SELECTION:
----------
This photograph of Philip Johnson was taken on January 18, 1933, the day the exhibition opened.


In February 1932, working with architectural historian Henry-Russell Hitchcock, Jr., Johnson organized the first exhibition of modern architecture at MoMA, entitled
Modern Architecture: International Exhibition. They simultaneously published the book International Style: Modern Architecture Since 1922, which introduced modern architecture to the American public.

Early Modern Architecture: Chicago 1870-1910

Johnson’s second exhibition for MoMA was announced in early January 1933. The press release quoted Johnson:

“Chicago, and not New York, is the birthplace of the skyscraper. Few people realize that on the ashes of the Chicago fire of 1871 there was built the only architecture that can truly be called American. The great names in the building of the frontier city were three architects, H. H. Richardson, Louis Sullivan and Frank Lloyd Wright, who, with their followers, made the end of the nineteenth century the greatest epoch in the architectural development of our country. They created a native product not indebted to English or continental precedent.

“To these men goes the credit of bridging the gap between the Crystal Palace of steel and glass in London in 1851 and the skyscraper of today. They were the first to take advantage of the shift from masonry to cast iron and from cast iron to steel. This independent American architecture finally succumbed to the wave of classical revivalism which the World’s Fair first brought to Chicago in 1893.”

The press release went on to note that Johnson and Hitchcock had spent the summer of 1932 in Chicago collecting information and photographing important buildings. It also noted that the exhibition would be “the first record of a great architecture which is vanishing rapidly under the sledgehammer of the housewrecker.” This was a poignant statement given that five of the buildings included in the exhibit had already been demolished.

Johnson felt that there were two main reasons why Chicago became the center of architectural development in the late 19th century. The first was its inland location which “removed it from the influence of traditional architecture active on the Atlantic seaboard.” The second was the fire of 1871 which brought countless architects to the city to assist in the rebuilding and finding ways to construct taller structures.
----------
(Bounding box entries)
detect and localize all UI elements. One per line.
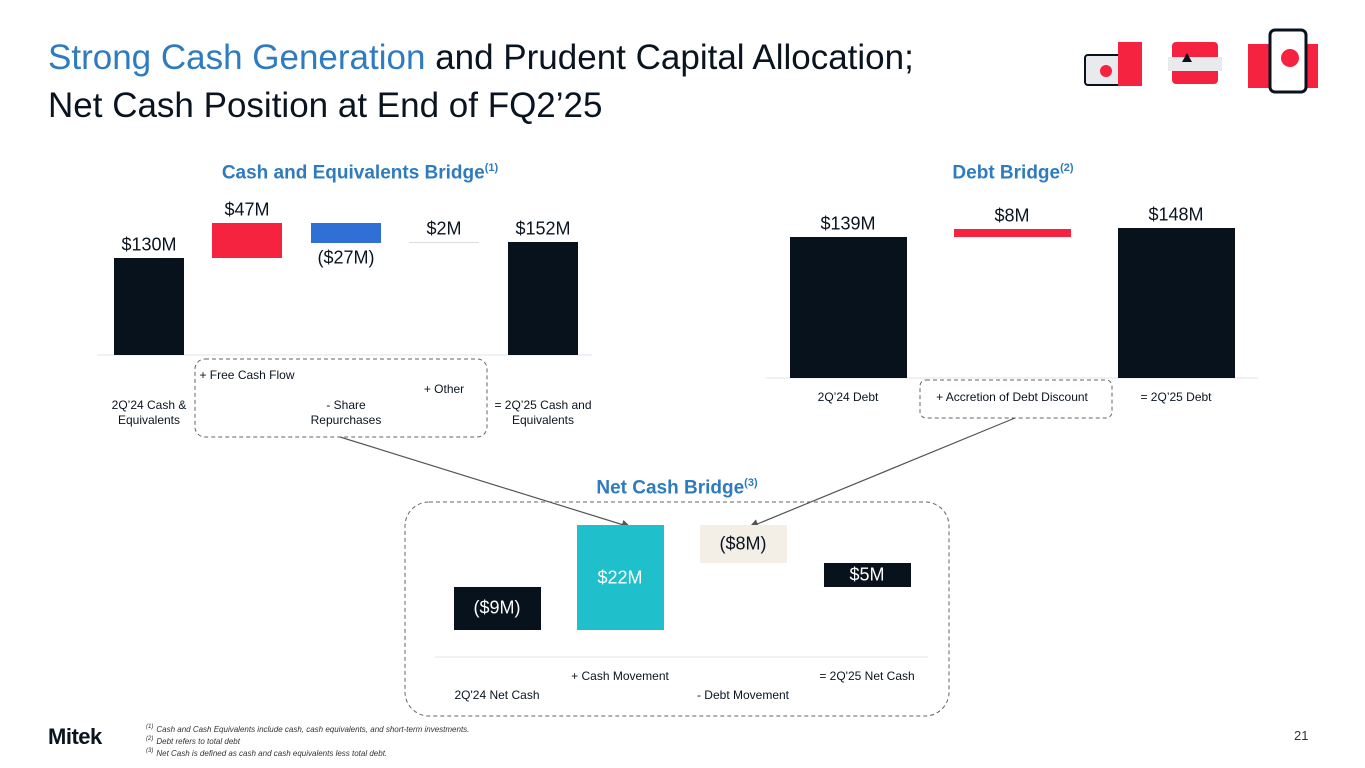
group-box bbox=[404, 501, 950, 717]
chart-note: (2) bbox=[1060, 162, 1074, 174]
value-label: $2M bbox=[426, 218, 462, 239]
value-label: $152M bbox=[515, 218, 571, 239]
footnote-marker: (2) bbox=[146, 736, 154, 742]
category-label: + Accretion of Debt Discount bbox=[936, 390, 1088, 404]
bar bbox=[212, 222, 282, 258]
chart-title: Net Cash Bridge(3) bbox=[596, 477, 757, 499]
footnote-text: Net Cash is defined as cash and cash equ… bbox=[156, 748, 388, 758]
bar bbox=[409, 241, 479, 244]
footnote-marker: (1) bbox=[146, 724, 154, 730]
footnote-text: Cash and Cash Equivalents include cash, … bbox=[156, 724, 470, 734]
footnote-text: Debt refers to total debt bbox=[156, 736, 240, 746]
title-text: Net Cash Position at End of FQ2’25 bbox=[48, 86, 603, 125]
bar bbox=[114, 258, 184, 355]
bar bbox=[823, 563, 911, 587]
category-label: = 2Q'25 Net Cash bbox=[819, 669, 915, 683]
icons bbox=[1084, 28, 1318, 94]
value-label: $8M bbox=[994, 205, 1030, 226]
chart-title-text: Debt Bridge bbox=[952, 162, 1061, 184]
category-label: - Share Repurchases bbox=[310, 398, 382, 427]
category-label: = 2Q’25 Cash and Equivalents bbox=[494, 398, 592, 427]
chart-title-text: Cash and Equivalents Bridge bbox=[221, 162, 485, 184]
----------
STATED TASK:
According to the passage on Philip Johnson's Chicago architecture exhibition, what two reasons did Johnson give for Chicago becoming the center of architectural development in the late 19th century?

RESPONSE:
Its inland location removed it from the influence of traditional architecture on the Atlantic seaboard, and the fire of 1871 brought countless architects to the city to help rebuild and find ways to construct taller structures.